Dataset rows about figures —
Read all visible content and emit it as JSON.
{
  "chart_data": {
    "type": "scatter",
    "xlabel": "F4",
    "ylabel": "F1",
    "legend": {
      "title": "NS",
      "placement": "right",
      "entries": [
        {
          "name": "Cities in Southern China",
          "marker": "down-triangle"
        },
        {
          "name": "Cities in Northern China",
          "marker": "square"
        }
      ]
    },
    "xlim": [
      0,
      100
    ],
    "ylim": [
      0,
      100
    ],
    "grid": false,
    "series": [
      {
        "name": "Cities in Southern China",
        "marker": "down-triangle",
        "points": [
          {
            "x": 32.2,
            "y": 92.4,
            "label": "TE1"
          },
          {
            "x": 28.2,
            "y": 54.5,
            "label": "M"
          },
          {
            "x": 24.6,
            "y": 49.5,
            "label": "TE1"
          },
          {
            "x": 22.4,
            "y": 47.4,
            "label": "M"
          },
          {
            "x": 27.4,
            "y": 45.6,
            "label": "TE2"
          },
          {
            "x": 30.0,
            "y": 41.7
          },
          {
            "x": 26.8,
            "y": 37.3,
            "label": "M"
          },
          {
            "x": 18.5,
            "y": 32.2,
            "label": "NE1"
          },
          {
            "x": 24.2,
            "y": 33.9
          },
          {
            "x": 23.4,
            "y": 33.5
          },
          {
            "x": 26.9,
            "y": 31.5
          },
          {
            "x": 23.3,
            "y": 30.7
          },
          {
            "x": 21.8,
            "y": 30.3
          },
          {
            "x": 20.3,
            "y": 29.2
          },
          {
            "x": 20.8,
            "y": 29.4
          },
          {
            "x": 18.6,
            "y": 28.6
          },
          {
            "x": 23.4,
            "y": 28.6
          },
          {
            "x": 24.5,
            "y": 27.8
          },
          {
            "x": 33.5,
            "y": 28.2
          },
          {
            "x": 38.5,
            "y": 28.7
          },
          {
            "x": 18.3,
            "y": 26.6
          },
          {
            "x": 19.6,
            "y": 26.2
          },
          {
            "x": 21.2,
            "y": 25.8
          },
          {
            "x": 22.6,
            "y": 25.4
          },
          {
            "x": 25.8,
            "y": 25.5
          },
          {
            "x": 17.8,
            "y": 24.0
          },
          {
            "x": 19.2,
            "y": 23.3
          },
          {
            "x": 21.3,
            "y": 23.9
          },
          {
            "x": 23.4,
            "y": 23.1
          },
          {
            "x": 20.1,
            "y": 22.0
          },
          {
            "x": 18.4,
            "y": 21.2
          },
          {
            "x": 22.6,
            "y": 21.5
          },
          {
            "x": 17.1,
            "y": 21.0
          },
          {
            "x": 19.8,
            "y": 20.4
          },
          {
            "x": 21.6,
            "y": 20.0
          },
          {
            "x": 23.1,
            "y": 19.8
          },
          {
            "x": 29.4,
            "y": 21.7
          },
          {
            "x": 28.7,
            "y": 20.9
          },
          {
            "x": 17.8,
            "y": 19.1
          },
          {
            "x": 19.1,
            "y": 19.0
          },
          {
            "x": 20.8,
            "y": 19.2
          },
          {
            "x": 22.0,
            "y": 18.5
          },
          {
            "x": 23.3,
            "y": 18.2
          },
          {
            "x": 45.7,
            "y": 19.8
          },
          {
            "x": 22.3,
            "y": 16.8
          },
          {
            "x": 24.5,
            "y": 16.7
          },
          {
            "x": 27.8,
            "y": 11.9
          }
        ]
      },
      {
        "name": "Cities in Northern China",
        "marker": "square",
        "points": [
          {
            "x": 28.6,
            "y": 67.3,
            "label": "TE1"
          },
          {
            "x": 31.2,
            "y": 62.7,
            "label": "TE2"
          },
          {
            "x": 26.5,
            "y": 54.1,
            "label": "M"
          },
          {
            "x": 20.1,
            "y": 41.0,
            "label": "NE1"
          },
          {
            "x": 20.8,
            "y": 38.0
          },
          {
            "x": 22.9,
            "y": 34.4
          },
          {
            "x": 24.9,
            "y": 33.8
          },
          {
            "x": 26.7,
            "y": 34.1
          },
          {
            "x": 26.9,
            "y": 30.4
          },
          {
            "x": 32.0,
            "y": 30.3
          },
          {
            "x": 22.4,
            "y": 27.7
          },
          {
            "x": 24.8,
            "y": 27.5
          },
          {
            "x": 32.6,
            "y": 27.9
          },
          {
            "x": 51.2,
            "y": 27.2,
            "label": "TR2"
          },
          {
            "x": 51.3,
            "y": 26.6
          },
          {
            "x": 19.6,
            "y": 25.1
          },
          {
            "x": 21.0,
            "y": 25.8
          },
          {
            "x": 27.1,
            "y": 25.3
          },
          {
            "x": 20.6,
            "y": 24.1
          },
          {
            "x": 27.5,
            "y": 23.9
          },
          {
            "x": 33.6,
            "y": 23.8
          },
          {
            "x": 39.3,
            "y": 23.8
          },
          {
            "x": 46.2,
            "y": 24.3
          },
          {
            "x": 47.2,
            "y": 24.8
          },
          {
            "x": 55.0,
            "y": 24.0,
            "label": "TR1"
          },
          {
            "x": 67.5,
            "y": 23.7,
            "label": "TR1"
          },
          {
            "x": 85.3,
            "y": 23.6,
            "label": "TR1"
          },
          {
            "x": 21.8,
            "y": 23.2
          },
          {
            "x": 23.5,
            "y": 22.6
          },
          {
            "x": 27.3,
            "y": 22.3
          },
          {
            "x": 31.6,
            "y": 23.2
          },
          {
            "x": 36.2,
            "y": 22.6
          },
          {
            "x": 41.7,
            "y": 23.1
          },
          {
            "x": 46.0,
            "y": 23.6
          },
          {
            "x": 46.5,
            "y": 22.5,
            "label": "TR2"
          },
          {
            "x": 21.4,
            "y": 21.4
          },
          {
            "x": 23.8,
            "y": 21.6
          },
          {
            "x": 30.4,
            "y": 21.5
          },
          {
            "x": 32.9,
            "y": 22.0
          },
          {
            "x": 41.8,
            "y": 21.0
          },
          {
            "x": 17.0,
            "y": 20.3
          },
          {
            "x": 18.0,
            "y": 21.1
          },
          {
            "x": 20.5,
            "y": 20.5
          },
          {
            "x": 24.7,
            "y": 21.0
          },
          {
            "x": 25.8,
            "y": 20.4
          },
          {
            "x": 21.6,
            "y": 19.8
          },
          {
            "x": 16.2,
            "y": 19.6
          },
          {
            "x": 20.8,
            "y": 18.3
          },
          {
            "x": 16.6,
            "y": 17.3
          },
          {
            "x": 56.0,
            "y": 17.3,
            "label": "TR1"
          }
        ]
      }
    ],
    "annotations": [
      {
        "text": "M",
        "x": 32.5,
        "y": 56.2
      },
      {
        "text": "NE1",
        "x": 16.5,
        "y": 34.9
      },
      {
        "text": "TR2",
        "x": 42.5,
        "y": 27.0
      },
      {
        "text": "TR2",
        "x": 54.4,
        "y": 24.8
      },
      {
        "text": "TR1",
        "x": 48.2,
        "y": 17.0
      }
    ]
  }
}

Problem —
Show all lines from the listing above in which "down" appears.

Final answer —
          "marker": "down-triangle"
        "marker": "down-triangle",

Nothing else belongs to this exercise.